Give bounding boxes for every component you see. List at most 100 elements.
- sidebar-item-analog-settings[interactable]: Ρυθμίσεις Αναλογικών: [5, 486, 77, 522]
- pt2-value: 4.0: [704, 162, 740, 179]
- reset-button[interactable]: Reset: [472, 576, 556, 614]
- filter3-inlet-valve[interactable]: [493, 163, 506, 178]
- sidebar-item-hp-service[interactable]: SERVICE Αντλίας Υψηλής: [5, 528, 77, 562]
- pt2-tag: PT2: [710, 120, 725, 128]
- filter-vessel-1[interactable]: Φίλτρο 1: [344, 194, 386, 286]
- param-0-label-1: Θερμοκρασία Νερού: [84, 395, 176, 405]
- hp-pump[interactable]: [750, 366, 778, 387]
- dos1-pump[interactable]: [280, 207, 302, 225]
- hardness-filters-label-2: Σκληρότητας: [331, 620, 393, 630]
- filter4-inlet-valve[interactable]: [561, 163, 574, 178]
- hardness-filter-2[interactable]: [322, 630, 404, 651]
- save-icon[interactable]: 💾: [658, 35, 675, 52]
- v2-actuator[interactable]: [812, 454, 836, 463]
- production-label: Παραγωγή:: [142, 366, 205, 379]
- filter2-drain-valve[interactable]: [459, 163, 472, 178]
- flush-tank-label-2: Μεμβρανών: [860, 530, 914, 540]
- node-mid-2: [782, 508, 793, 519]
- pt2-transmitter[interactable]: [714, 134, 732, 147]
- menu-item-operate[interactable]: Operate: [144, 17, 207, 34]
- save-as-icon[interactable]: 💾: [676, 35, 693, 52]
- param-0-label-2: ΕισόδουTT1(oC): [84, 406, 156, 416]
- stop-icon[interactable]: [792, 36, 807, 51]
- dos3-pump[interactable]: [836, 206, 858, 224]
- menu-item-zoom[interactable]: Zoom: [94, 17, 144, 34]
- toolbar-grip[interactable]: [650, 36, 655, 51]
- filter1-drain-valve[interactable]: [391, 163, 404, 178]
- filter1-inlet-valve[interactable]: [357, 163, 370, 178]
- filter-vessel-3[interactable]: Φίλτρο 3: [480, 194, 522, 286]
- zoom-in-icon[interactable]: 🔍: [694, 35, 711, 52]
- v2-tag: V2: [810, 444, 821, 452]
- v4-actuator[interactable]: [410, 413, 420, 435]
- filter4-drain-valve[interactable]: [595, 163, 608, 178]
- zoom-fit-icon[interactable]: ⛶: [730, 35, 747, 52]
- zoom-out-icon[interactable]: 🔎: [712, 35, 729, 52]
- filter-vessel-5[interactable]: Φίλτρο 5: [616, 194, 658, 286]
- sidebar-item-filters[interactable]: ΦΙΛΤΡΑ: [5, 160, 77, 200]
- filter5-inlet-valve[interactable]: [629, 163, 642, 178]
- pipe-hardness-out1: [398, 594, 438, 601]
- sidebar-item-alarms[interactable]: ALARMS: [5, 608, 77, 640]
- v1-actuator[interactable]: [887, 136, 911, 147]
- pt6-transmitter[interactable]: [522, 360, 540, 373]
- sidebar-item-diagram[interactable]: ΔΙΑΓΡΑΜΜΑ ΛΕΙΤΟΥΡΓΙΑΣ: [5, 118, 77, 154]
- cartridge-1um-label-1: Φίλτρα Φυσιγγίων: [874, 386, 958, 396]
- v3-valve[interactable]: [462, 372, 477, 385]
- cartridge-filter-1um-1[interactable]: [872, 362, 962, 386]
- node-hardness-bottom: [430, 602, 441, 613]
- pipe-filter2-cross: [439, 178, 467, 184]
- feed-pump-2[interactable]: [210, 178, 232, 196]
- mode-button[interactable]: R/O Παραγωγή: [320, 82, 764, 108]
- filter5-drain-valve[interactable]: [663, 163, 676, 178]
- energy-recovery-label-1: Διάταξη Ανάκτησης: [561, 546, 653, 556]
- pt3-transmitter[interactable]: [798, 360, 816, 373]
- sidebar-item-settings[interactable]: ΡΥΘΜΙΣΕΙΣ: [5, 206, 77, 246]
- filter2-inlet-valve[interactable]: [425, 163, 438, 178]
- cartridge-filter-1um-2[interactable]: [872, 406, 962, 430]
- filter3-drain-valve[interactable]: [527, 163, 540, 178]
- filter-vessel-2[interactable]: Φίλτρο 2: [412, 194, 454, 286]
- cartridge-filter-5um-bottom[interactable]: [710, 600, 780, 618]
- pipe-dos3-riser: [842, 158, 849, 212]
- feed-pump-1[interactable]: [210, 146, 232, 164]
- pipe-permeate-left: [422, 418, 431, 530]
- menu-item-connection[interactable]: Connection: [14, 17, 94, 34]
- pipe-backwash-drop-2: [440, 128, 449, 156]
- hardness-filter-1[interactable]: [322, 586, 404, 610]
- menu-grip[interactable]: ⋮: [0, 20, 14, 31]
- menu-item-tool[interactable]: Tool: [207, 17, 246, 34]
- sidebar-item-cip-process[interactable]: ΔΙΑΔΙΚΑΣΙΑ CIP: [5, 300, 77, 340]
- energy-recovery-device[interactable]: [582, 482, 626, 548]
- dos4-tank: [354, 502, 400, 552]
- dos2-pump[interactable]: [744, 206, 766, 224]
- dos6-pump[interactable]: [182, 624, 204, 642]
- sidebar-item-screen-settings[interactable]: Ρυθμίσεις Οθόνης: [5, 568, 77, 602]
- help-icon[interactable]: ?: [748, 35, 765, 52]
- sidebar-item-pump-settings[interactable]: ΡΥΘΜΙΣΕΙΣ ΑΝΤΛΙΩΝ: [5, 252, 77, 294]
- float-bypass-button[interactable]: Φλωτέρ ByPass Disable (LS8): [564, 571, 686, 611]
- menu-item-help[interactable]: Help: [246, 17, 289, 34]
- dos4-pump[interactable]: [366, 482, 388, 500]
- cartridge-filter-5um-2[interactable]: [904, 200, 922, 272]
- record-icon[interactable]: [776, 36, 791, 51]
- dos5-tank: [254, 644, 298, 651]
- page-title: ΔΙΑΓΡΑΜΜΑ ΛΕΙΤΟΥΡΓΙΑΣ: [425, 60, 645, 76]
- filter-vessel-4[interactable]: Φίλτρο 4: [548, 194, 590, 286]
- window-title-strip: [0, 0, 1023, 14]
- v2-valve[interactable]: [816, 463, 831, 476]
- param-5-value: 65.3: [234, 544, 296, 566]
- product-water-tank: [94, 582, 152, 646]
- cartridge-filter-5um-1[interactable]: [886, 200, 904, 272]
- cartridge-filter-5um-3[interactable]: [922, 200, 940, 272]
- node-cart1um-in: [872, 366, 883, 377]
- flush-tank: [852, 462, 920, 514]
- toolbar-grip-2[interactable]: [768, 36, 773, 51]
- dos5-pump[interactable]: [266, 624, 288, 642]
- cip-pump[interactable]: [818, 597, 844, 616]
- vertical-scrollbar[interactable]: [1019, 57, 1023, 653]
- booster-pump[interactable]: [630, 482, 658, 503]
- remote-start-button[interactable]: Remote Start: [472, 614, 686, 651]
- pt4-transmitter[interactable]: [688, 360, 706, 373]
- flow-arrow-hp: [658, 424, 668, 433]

→ **Directions for this task**
Copy out every row above verbatim.

→ **Answer to the task**
Give bounding boxes for every component you see. List at most 100 elements.
- sidebar-item-analog-settings[interactable]: Ρυθμίσεις Αναλογικών: [5, 486, 77, 522]
- pt2-value: 4.0: [704, 162, 740, 179]
- reset-button[interactable]: Reset: [472, 576, 556, 614]
- filter3-inlet-valve[interactable]: [493, 163, 506, 178]
- sidebar-item-hp-service[interactable]: SERVICE Αντλίας Υψηλής: [5, 528, 77, 562]
- pt2-tag: PT2: [710, 120, 725, 128]
- filter-vessel-1[interactable]: Φίλτρο 1: [344, 194, 386, 286]
- param-0-label-1: Θερμοκρασία Νερού: [84, 395, 176, 405]
- hp-pump[interactable]: [750, 366, 778, 387]
- dos1-pump[interactable]: [280, 207, 302, 225]
- hardness-filters-label-2: Σκληρότητας: [331, 620, 393, 630]
- filter4-inlet-valve[interactable]: [561, 163, 574, 178]
- hardness-filter-2[interactable]: [322, 630, 404, 651]
- save-icon[interactable]: 💾: [658, 35, 675, 52]
- v2-actuator[interactable]: [812, 454, 836, 463]
- production-label: Παραγωγή:: [142, 366, 205, 379]
- filter2-drain-valve[interactable]: [459, 163, 472, 178]
- flush-tank-label-2: Μεμβρανών: [860, 530, 914, 540]
- node-mid-2: [782, 508, 793, 519]
- pt2-transmitter[interactable]: [714, 134, 732, 147]
- menu-item-operate[interactable]: Operate: [144, 17, 207, 34]
- save-as-icon[interactable]: 💾: [676, 35, 693, 52]
- param-0-label-2: ΕισόδουTT1(oC): [84, 406, 156, 416]
- stop-icon[interactable]: [792, 36, 807, 51]
- dos3-pump[interactable]: [836, 206, 858, 224]
- menu-item-zoom[interactable]: Zoom: [94, 17, 144, 34]
- toolbar-grip[interactable]: [650, 36, 655, 51]
- filter1-drain-valve[interactable]: [391, 163, 404, 178]
- filter1-inlet-valve[interactable]: [357, 163, 370, 178]
- filter-vessel-3[interactable]: Φίλτρο 3: [480, 194, 522, 286]
- zoom-in-icon[interactable]: 🔍: [694, 35, 711, 52]
- v2-tag: V2: [810, 444, 821, 452]
- v4-actuator[interactable]: [410, 413, 420, 435]
- filter4-drain-valve[interactable]: [595, 163, 608, 178]
- zoom-fit-icon[interactable]: ⛶: [730, 35, 747, 52]
- zoom-out-icon[interactable]: 🔎: [712, 35, 729, 52]
- filter-vessel-5[interactable]: Φίλτρο 5: [616, 194, 658, 286]
- sidebar-item-filters[interactable]: ΦΙΛΤΡΑ: [5, 160, 77, 200]
- filter5-inlet-valve[interactable]: [629, 163, 642, 178]
- pipe-hardness-out1: [398, 594, 438, 601]
- sidebar-item-alarms[interactable]: ALARMS: [5, 608, 77, 640]
- v1-actuator[interactable]: [887, 136, 911, 147]
- pt6-transmitter[interactable]: [522, 360, 540, 373]
- sidebar-item-diagram[interactable]: ΔΙΑΓΡΑΜΜΑ ΛΕΙΤΟΥΡΓΙΑΣ: [5, 118, 77, 154]
- cartridge-1um-label-1: Φίλτρα Φυσιγγίων: [874, 386, 958, 396]
- v3-valve[interactable]: [462, 372, 477, 385]
- cartridge-filter-1um-1[interactable]: [872, 362, 962, 386]
- node-hardness-bottom: [430, 602, 441, 613]
- pipe-filter2-cross: [439, 178, 467, 184]
- feed-pump-2[interactable]: [210, 178, 232, 196]
- mode-button[interactable]: R/O Παραγωγή: [320, 82, 764, 108]
- filter5-drain-valve[interactable]: [663, 163, 676, 178]
- energy-recovery-label-1: Διάταξη Ανάκτησης: [561, 546, 653, 556]
- pt3-transmitter[interactable]: [798, 360, 816, 373]
- sidebar-item-settings[interactable]: ΡΥΘΜΙΣΕΙΣ: [5, 206, 77, 246]
- filter2-inlet-valve[interactable]: [425, 163, 438, 178]
- cartridge-filter-1um-2[interactable]: [872, 406, 962, 430]
- filter3-drain-valve[interactable]: [527, 163, 540, 178]
- filter-vessel-2[interactable]: Φίλτρο 2: [412, 194, 454, 286]
- cartridge-filter-5um-bottom[interactable]: [710, 600, 780, 618]
- pipe-dos3-riser: [842, 158, 849, 212]
- feed-pump-1[interactable]: [210, 146, 232, 164]
- pipe-permeate-left: [422, 418, 431, 530]
- menu-item-connection[interactable]: Connection: [14, 17, 94, 34]
- pipe-backwash-drop-2: [440, 128, 449, 156]
- hardness-filter-1[interactable]: [322, 586, 404, 610]
- menu-grip[interactable]: ⋮: [0, 20, 14, 31]
- menu-item-tool[interactable]: Tool: [207, 17, 246, 34]
- sidebar-item-cip-process[interactable]: ΔΙΑΔΙΚΑΣΙΑ CIP: [5, 300, 77, 340]
- energy-recovery-device[interactable]: [582, 482, 626, 548]
- dos4-tank: [354, 502, 400, 552]
- dos2-pump[interactable]: [744, 206, 766, 224]
- dos6-pump[interactable]: [182, 624, 204, 642]
- sidebar-item-screen-settings[interactable]: Ρυθμίσεις Οθόνης: [5, 568, 77, 602]
- help-icon[interactable]: ?: [748, 35, 765, 52]
- sidebar-item-pump-settings[interactable]: ΡΥΘΜΙΣΕΙΣ ΑΝΤΛΙΩΝ: [5, 252, 77, 294]
- float-bypass-button[interactable]: Φλωτέρ ByPass Disable (LS8): [564, 571, 686, 611]
- menu-item-help[interactable]: Help: [246, 17, 289, 34]
- dos4-pump[interactable]: [366, 482, 388, 500]
- cartridge-filter-5um-2[interactable]: [904, 200, 922, 272]
- record-icon[interactable]: [776, 36, 791, 51]
- dos5-tank: [254, 644, 298, 651]
- page-title: ΔΙΑΓΡΑΜΜΑ ΛΕΙΤΟΥΡΓΙΑΣ: [425, 60, 645, 76]
- filter-vessel-4[interactable]: Φίλτρο 4: [548, 194, 590, 286]
- window-title-strip: [0, 0, 1023, 14]
- v2-valve[interactable]: [816, 463, 831, 476]
- param-5-value: 65.3: [234, 544, 296, 566]
- product-water-tank: [94, 582, 152, 646]
- cartridge-filter-5um-1[interactable]: [886, 200, 904, 272]
- cartridge-filter-5um-3[interactable]: [922, 200, 940, 272]
- node-cart1um-in: [872, 366, 883, 377]
- flush-tank: [852, 462, 920, 514]
- toolbar-grip-2[interactable]: [768, 36, 773, 51]
- dos5-pump[interactable]: [266, 624, 288, 642]
- cip-pump[interactable]: [818, 597, 844, 616]
- vertical-scrollbar[interactable]: [1019, 57, 1023, 653]
- booster-pump[interactable]: [630, 482, 658, 503]
- remote-start-button[interactable]: Remote Start: [472, 614, 686, 651]
- pt4-transmitter[interactable]: [688, 360, 706, 373]
- flow-arrow-hp: [658, 424, 668, 433]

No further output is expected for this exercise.